RAW RECORDS:
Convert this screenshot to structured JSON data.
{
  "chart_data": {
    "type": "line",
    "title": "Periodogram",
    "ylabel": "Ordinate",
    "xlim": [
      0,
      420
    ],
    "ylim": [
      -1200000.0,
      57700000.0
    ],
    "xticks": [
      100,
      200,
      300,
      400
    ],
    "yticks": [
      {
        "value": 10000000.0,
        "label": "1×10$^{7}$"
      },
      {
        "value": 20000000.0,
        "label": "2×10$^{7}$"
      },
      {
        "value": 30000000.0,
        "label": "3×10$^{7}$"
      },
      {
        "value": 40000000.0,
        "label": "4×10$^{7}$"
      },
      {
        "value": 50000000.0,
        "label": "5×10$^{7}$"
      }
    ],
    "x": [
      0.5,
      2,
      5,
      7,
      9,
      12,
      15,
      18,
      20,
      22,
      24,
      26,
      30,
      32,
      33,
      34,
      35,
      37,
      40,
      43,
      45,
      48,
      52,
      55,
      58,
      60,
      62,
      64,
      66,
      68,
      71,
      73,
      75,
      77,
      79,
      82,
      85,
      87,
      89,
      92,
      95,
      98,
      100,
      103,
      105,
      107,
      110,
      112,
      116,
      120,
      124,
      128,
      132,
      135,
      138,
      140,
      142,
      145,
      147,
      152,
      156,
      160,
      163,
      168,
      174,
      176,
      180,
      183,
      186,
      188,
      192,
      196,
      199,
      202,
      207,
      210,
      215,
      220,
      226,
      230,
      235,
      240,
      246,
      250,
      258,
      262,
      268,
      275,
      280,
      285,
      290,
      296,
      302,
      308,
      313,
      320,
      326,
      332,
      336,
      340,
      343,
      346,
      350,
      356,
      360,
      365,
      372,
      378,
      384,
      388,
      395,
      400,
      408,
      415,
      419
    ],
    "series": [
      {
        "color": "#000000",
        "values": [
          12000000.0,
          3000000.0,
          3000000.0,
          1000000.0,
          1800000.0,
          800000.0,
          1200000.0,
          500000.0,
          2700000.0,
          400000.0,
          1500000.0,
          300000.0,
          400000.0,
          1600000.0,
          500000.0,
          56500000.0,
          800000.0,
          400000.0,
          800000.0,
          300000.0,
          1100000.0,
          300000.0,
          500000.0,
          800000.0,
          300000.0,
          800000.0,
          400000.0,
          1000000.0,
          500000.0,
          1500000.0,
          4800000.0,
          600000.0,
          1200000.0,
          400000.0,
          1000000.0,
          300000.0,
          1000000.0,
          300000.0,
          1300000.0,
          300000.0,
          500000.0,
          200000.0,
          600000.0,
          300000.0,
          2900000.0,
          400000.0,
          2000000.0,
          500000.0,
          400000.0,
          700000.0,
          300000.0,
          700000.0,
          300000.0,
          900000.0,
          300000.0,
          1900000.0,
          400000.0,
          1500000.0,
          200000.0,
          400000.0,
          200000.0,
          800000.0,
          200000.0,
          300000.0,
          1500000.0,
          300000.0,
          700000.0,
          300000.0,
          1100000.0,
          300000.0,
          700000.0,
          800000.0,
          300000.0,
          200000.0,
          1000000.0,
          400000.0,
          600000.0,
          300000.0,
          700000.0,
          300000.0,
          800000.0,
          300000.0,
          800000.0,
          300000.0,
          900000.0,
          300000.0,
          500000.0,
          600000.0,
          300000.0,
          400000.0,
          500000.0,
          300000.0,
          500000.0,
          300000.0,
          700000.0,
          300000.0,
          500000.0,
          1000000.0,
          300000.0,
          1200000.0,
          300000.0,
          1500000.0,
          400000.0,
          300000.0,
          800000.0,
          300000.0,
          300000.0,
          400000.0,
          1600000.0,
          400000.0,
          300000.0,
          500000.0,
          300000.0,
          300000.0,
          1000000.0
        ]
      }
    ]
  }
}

REQUEST: Quote the data above in full, changing nothing.

EXERCISE OUTPUT:
Convert this screenshot to structured JSON data.
{
  "chart_data": {
    "type": "line",
    "title": "Periodogram",
    "ylabel": "Ordinate",
    "xlim": [
      0,
      420
    ],
    "ylim": [
      -1200000.0,
      57700000.0
    ],
    "xticks": [
      100,
      200,
      300,
      400
    ],
    "yticks": [
      {
        "value": 10000000.0,
        "label": "1×10$^{7}$"
      },
      {
        "value": 20000000.0,
        "label": "2×10$^{7}$"
      },
      {
        "value": 30000000.0,
        "label": "3×10$^{7}$"
      },
      {
        "value": 40000000.0,
        "label": "4×10$^{7}$"
      },
      {
        "value": 50000000.0,
        "label": "5×10$^{7}$"
      }
    ],
    "x": [
      0.5,
      2,
      5,
      7,
      9,
      12,
      15,
      18,
      20,
      22,
      24,
      26,
      30,
      32,
      33,
      34,
      35,
      37,
      40,
      43,
      45,
      48,
      52,
      55,
      58,
      60,
      62,
      64,
      66,
      68,
      71,
      73,
      75,
      77,
      79,
      82,
      85,
      87,
      89,
      92,
      95,
      98,
      100,
      103,
      105,
      107,
      110,
      112,
      116,
      120,
      124,
      128,
      132,
      135,
      138,
      140,
      142,
      145,
      147,
      152,
      156,
      160,
      163,
      168,
      174,
      176,
      180,
      183,
      186,
      188,
      192,
      196,
      199,
      202,
      207,
      210,
      215,
      220,
      226,
      230,
      235,
      240,
      246,
      250,
      258,
      262,
      268,
      275,
      280,
      285,
      290,
      296,
      302,
      308,
      313,
      320,
      326,
      332,
      336,
      340,
      343,
      346,
      350,
      356,
      360,
      365,
      372,
      378,
      384,
      388,
      395,
      400,
      408,
      415,
      419
    ],
    "series": [
      {
        "color": "#000000",
        "values": [
          12000000.0,
          3000000.0,
          3000000.0,
          1000000.0,
          1800000.0,
          800000.0,
          1200000.0,
          500000.0,
          2700000.0,
          400000.0,
          1500000.0,
          300000.0,
          400000.0,
          1600000.0,
          500000.0,
          56500000.0,
          800000.0,
          400000.0,
          800000.0,
          300000.0,
          1100000.0,
          300000.0,
          500000.0,
          800000.0,
          300000.0,
          800000.0,
          400000.0,
          1000000.0,
          500000.0,
          1500000.0,
          4800000.0,
          600000.0,
          1200000.0,
          400000.0,
          1000000.0,
          300000.0,
          1000000.0,
          300000.0,
          1300000.0,
          300000.0,
          500000.0,
          200000.0,
          600000.0,
          300000.0,
          2900000.0,
          400000.0,
          2000000.0,
          500000.0,
          400000.0,
          700000.0,
          300000.0,
          700000.0,
          300000.0,
          900000.0,
          300000.0,
          1900000.0,
          400000.0,
          1500000.0,
          200000.0,
          400000.0,
          200000.0,
          800000.0,
          200000.0,
          300000.0,
          1500000.0,
          300000.0,
          700000.0,
          300000.0,
          1100000.0,
          300000.0,
          700000.0,
          800000.0,
          300000.0,
          200000.0,
          1000000.0,
          400000.0,
          600000.0,
          300000.0,
          700000.0,
          300000.0,
          800000.0,
          300000.0,
          800000.0,
          300000.0,
          900000.0,
          300000.0,
          500000.0,
          600000.0,
          300000.0,
          400000.0,
          500000.0,
          300000.0,
          500000.0,
          300000.0,
          700000.0,
          300000.0,
          500000.0,
          1000000.0,
          300000.0,
          1200000.0,
          300000.0,
          1500000.0,
          400000.0,
          300000.0,
          800000.0,
          300000.0,
          300000.0,
          400000.0,
          1600000.0,
          400000.0,
          300000.0,
          500000.0,
          300000.0,
          300000.0,
          1000000.0
        ]
      }
    ]
  }
}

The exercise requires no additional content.